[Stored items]
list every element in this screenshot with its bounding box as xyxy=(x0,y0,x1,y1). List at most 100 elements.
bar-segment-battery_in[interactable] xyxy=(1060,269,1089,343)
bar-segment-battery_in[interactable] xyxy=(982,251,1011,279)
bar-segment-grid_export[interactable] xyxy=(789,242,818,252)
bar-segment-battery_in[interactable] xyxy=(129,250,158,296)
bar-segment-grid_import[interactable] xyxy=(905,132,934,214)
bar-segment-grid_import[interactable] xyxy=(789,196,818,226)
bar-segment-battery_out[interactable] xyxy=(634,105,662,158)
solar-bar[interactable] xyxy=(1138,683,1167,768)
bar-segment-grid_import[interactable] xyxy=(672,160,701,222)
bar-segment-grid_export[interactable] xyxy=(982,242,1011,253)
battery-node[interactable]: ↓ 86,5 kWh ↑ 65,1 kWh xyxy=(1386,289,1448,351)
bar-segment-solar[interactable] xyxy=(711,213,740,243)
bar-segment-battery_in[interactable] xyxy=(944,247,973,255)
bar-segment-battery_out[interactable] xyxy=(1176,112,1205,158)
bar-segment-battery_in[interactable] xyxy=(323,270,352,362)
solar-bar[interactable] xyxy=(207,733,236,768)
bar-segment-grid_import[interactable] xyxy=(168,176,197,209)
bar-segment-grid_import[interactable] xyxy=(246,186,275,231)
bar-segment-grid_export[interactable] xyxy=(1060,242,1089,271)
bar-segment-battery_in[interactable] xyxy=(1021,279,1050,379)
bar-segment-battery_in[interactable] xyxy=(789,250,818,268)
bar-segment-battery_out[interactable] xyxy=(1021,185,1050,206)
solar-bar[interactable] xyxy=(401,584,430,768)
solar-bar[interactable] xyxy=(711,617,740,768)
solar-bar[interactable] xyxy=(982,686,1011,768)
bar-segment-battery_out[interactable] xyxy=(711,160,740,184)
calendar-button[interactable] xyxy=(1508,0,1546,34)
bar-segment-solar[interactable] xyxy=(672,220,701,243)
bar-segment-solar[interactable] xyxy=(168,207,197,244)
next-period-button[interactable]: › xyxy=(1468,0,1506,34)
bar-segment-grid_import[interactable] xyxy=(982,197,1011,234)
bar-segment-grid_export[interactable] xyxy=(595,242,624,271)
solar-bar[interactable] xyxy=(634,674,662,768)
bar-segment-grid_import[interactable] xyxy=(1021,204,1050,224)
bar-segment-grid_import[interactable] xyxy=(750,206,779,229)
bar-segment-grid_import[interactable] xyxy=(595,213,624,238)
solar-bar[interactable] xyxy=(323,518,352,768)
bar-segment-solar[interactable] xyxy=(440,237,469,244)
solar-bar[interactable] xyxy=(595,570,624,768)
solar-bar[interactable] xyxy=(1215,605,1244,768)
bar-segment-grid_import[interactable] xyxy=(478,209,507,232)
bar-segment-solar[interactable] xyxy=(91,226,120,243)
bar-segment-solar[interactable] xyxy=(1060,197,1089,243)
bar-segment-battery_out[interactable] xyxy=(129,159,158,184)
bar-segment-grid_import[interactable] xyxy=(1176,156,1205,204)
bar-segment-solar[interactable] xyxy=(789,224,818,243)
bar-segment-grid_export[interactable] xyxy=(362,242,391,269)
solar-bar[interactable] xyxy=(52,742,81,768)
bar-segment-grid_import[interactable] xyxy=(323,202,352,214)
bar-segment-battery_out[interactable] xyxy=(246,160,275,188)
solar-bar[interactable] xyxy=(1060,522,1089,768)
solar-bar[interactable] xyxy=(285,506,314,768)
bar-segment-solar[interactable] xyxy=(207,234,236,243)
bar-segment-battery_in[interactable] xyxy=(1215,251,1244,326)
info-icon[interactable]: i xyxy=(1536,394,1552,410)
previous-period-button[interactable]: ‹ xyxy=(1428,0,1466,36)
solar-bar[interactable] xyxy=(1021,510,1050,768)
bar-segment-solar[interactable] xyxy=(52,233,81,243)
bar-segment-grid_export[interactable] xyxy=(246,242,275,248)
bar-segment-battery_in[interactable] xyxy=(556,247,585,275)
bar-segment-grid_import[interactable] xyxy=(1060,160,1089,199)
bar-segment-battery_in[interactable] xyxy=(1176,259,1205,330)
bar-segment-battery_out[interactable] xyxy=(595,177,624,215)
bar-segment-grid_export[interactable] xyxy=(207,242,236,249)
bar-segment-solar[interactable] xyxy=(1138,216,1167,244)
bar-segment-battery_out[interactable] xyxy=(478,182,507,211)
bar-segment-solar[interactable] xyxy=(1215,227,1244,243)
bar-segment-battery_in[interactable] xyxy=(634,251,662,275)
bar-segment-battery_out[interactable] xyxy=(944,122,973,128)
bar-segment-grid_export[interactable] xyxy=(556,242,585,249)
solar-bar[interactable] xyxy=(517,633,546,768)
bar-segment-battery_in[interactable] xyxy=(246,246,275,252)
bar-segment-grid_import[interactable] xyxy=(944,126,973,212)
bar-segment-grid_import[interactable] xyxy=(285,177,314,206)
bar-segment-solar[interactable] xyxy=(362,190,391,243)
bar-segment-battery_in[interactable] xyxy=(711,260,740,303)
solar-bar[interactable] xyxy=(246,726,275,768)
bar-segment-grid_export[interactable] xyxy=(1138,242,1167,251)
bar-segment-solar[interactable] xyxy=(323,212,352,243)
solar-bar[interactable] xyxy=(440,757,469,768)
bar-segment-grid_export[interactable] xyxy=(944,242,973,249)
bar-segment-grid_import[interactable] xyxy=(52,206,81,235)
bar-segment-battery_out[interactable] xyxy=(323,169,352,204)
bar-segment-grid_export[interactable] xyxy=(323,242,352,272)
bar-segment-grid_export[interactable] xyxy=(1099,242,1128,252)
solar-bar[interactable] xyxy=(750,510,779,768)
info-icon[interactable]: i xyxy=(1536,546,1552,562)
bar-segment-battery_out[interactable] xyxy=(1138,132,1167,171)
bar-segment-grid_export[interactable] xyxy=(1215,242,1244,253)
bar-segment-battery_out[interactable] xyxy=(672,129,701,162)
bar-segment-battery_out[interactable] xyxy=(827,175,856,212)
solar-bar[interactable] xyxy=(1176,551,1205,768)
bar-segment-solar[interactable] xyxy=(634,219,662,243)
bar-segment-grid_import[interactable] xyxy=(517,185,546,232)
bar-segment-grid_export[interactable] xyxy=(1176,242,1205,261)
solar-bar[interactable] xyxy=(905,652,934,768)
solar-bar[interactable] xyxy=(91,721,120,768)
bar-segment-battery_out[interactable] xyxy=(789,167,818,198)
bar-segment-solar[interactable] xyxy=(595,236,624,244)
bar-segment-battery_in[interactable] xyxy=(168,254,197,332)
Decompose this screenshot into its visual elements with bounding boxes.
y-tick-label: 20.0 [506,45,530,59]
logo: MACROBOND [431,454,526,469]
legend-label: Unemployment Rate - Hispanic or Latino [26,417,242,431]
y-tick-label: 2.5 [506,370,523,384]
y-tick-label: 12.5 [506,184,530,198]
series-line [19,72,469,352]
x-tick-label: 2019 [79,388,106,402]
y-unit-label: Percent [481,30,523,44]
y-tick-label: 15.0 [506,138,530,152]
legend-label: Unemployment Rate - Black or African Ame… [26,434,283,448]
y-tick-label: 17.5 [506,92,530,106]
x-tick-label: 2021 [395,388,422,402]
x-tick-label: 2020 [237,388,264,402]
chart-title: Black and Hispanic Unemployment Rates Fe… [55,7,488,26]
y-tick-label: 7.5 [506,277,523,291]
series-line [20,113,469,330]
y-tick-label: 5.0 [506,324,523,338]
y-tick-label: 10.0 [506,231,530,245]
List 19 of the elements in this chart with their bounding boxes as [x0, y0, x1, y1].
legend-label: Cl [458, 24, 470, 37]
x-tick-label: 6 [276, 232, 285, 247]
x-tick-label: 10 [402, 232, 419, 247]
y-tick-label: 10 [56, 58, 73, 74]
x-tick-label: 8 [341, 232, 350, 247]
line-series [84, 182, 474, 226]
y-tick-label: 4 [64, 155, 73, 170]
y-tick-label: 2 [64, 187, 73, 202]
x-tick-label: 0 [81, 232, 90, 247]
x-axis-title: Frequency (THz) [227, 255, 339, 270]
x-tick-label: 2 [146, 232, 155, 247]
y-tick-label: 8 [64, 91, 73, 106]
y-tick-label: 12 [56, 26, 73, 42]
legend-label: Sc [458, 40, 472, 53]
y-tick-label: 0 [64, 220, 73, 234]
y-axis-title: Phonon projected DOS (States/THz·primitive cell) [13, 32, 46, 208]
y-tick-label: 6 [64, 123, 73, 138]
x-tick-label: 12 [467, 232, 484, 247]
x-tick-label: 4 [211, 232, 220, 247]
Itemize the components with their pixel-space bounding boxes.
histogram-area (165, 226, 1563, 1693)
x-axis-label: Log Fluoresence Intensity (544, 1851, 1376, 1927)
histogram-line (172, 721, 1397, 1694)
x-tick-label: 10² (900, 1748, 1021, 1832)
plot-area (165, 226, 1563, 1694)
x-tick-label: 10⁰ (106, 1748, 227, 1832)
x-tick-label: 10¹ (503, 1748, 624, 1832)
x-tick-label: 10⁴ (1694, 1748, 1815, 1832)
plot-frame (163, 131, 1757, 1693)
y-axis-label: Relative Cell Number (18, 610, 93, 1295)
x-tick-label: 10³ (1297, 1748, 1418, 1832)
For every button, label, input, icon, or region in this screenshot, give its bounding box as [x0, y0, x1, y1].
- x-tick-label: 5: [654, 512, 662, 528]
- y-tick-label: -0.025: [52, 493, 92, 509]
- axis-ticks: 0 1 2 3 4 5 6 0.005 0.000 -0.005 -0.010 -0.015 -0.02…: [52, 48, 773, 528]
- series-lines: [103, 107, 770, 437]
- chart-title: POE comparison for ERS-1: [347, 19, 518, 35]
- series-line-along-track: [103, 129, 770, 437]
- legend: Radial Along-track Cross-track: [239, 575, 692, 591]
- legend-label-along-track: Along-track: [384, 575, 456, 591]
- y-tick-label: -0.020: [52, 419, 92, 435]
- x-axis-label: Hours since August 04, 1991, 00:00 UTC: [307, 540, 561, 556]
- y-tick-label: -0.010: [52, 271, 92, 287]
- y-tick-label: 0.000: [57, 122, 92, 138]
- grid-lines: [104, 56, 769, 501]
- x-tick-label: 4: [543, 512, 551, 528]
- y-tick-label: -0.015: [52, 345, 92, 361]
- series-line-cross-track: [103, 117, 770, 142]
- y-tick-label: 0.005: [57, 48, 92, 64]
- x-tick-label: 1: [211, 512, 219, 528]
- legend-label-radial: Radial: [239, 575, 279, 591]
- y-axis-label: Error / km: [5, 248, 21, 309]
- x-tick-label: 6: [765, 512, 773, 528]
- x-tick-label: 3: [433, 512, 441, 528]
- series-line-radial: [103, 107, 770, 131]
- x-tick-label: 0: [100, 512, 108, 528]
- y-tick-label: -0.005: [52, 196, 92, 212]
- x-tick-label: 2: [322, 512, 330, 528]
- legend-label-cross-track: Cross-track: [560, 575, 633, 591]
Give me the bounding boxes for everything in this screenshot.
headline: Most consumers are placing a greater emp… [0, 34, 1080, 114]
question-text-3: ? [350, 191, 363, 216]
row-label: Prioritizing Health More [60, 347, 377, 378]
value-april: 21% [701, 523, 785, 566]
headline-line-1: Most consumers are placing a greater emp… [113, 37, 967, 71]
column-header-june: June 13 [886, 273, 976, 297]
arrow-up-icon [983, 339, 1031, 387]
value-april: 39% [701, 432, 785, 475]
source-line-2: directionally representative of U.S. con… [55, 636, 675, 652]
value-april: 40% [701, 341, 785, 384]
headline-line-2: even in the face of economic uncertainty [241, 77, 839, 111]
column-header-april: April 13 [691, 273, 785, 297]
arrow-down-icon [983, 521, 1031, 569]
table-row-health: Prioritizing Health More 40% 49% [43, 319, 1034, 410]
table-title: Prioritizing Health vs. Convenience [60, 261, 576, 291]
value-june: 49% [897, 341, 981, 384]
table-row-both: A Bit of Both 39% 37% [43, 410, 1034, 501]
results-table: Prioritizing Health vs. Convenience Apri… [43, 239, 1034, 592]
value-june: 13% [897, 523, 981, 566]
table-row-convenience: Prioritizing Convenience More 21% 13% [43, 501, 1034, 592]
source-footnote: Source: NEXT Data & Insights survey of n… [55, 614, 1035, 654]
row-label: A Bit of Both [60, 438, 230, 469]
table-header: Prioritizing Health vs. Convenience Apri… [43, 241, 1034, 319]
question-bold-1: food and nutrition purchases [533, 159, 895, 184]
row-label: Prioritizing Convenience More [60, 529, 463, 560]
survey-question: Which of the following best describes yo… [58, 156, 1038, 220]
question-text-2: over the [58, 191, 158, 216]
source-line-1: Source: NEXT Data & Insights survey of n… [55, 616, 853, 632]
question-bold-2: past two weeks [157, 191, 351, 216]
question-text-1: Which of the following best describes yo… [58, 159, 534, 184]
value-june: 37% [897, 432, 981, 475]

» **TASK STATEMENT**: Please repeat the rows above word for word, starting with the first row and ending after the row that contains "bar-segment-grid_import[interactable] xyxy=(1021,204,1050,224)".

» **RESPONSE TO THE TASK**:
list every element in this screenshot with its bounding box as xyxy=(x0,y0,x1,y1). List at most 100 elements.
bar-segment-battery_in[interactable] xyxy=(1060,269,1089,343)
bar-segment-battery_in[interactable] xyxy=(982,251,1011,279)
bar-segment-grid_export[interactable] xyxy=(789,242,818,252)
bar-segment-battery_in[interactable] xyxy=(129,250,158,296)
bar-segment-grid_import[interactable] xyxy=(905,132,934,214)
bar-segment-grid_import[interactable] xyxy=(789,196,818,226)
bar-segment-battery_out[interactable] xyxy=(634,105,662,158)
solar-bar[interactable] xyxy=(1138,683,1167,768)
bar-segment-grid_import[interactable] xyxy=(672,160,701,222)
bar-segment-grid_export[interactable] xyxy=(982,242,1011,253)
battery-node[interactable]: ↓ 86,5 kWh ↑ 65,1 kWh xyxy=(1386,289,1448,351)
bar-segment-solar[interactable] xyxy=(711,213,740,243)
bar-segment-battery_in[interactable] xyxy=(944,247,973,255)
bar-segment-battery_out[interactable] xyxy=(1176,112,1205,158)
bar-segment-battery_in[interactable] xyxy=(323,270,352,362)
solar-bar[interactable] xyxy=(207,733,236,768)
bar-segment-grid_import[interactable] xyxy=(168,176,197,209)
bar-segment-grid_import[interactable] xyxy=(246,186,275,231)
bar-segment-grid_export[interactable] xyxy=(1060,242,1089,271)
bar-segment-battery_in[interactable] xyxy=(1021,279,1050,379)
bar-segment-battery_in[interactable] xyxy=(789,250,818,268)
bar-segment-battery_out[interactable] xyxy=(1021,185,1050,206)
solar-bar[interactable] xyxy=(401,584,430,768)
solar-bar[interactable] xyxy=(711,617,740,768)
solar-bar[interactable] xyxy=(982,686,1011,768)
bar-segment-battery_out[interactable] xyxy=(711,160,740,184)
calendar-button[interactable] xyxy=(1508,0,1546,34)
bar-segment-solar[interactable] xyxy=(672,220,701,243)
bar-segment-solar[interactable] xyxy=(168,207,197,244)
next-period-button[interactable]: › xyxy=(1468,0,1506,34)
bar-segment-grid_import[interactable] xyxy=(982,197,1011,234)
bar-segment-grid_export[interactable] xyxy=(595,242,624,271)
solar-bar[interactable] xyxy=(634,674,662,768)
bar-segment-grid_import[interactable] xyxy=(1021,204,1050,224)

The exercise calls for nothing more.